### Required task
Extract the text of every entry below exactly; leave images out.

Entries with figure data
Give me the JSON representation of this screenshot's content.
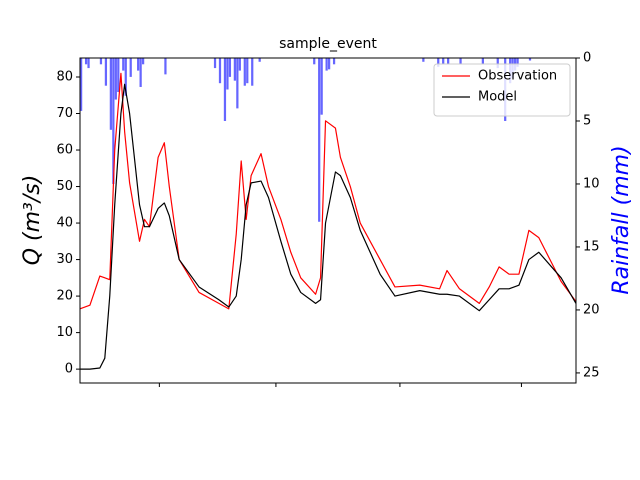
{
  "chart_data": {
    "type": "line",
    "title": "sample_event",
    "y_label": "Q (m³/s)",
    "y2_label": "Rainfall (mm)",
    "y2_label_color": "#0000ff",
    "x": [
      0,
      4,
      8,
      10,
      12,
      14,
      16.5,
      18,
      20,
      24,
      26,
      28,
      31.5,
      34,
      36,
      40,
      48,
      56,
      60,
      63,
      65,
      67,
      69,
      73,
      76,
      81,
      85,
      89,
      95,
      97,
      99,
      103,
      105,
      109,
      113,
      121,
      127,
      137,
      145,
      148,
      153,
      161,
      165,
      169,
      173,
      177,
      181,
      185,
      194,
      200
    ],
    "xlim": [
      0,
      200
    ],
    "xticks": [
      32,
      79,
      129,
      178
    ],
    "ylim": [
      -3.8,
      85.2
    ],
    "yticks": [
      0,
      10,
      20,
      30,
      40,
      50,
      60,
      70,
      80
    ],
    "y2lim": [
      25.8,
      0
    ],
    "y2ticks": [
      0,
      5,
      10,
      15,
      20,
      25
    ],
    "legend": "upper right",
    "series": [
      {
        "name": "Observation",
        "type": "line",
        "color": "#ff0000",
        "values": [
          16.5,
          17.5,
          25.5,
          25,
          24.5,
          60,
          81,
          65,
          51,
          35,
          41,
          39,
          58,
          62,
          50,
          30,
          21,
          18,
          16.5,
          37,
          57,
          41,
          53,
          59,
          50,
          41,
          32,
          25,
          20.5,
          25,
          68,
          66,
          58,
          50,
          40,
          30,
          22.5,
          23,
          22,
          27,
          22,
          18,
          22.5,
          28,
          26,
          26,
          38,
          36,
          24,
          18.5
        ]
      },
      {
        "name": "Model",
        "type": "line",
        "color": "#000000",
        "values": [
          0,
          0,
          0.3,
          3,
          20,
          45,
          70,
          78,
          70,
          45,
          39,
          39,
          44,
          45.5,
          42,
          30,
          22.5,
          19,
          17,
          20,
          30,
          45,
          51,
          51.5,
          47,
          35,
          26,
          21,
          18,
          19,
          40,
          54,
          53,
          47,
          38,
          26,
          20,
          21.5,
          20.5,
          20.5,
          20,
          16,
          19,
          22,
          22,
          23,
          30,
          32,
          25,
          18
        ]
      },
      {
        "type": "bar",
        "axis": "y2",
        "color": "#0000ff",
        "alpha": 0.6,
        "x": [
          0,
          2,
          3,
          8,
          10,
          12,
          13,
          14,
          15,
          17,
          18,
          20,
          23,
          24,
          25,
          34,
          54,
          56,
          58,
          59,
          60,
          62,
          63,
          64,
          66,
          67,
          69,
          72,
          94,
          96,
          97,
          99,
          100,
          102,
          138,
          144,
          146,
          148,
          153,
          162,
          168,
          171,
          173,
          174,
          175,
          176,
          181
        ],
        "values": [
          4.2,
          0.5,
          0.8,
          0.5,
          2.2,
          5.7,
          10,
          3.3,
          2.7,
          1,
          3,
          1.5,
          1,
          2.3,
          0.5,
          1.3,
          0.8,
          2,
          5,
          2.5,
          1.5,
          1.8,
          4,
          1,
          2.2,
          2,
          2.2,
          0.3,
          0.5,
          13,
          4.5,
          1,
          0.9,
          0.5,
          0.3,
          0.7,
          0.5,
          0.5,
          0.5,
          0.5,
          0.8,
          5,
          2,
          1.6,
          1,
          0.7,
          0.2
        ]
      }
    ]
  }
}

### Problem solution
Give me the JSON representation of this screenshot's content.
{
  "chart_data": {
    "type": "line",
    "title": "sample_event",
    "y_label": "Q (m³/s)",
    "y2_label": "Rainfall (mm)",
    "y2_label_color": "#0000ff",
    "x": [
      0,
      4,
      8,
      10,
      12,
      14,
      16.5,
      18,
      20,
      24,
      26,
      28,
      31.5,
      34,
      36,
      40,
      48,
      56,
      60,
      63,
      65,
      67,
      69,
      73,
      76,
      81,
      85,
      89,
      95,
      97,
      99,
      103,
      105,
      109,
      113,
      121,
      127,
      137,
      145,
      148,
      153,
      161,
      165,
      169,
      173,
      177,
      181,
      185,
      194,
      200
    ],
    "xlim": [
      0,
      200
    ],
    "xticks": [
      32,
      79,
      129,
      178
    ],
    "ylim": [
      -3.8,
      85.2
    ],
    "yticks": [
      0,
      10,
      20,
      30,
      40,
      50,
      60,
      70,
      80
    ],
    "y2lim": [
      25.8,
      0
    ],
    "y2ticks": [
      0,
      5,
      10,
      15,
      20,
      25
    ],
    "legend": "upper right",
    "series": [
      {
        "name": "Observation",
        "type": "line",
        "color": "#ff0000",
        "values": [
          16.5,
          17.5,
          25.5,
          25,
          24.5,
          60,
          81,
          65,
          51,
          35,
          41,
          39,
          58,
          62,
          50,
          30,
          21,
          18,
          16.5,
          37,
          57,
          41,
          53,
          59,
          50,
          41,
          32,
          25,
          20.5,
          25,
          68,
          66,
          58,
          50,
          40,
          30,
          22.5,
          23,
          22,
          27,
          22,
          18,
          22.5,
          28,
          26,
          26,
          38,
          36,
          24,
          18.5
        ]
      },
      {
        "name": "Model",
        "type": "line",
        "color": "#000000",
        "values": [
          0,
          0,
          0.3,
          3,
          20,
          45,
          70,
          78,
          70,
          45,
          39,
          39,
          44,
          45.5,
          42,
          30,
          22.5,
          19,
          17,
          20,
          30,
          45,
          51,
          51.5,
          47,
          35,
          26,
          21,
          18,
          19,
          40,
          54,
          53,
          47,
          38,
          26,
          20,
          21.5,
          20.5,
          20.5,
          20,
          16,
          19,
          22,
          22,
          23,
          30,
          32,
          25,
          18
        ]
      },
      {
        "type": "bar",
        "axis": "y2",
        "color": "#0000ff",
        "alpha": 0.6,
        "x": [
          0,
          2,
          3,
          8,
          10,
          12,
          13,
          14,
          15,
          17,
          18,
          20,
          23,
          24,
          25,
          34,
          54,
          56,
          58,
          59,
          60,
          62,
          63,
          64,
          66,
          67,
          69,
          72,
          94,
          96,
          97,
          99,
          100,
          102,
          138,
          144,
          146,
          148,
          153,
          162,
          168,
          171,
          173,
          174,
          175,
          176,
          181
        ],
        "values": [
          4.2,
          0.5,
          0.8,
          0.5,
          2.2,
          5.7,
          10,
          3.3,
          2.7,
          1,
          3,
          1.5,
          1,
          2.3,
          0.5,
          1.3,
          0.8,
          2,
          5,
          2.5,
          1.5,
          1.8,
          4,
          1,
          2.2,
          2,
          2.2,
          0.3,
          0.5,
          13,
          4.5,
          1,
          0.9,
          0.5,
          0.3,
          0.7,
          0.5,
          0.5,
          0.5,
          0.5,
          0.8,
          5,
          2,
          1.6,
          1,
          0.7,
          0.2
        ]
      }
    ]
  }
}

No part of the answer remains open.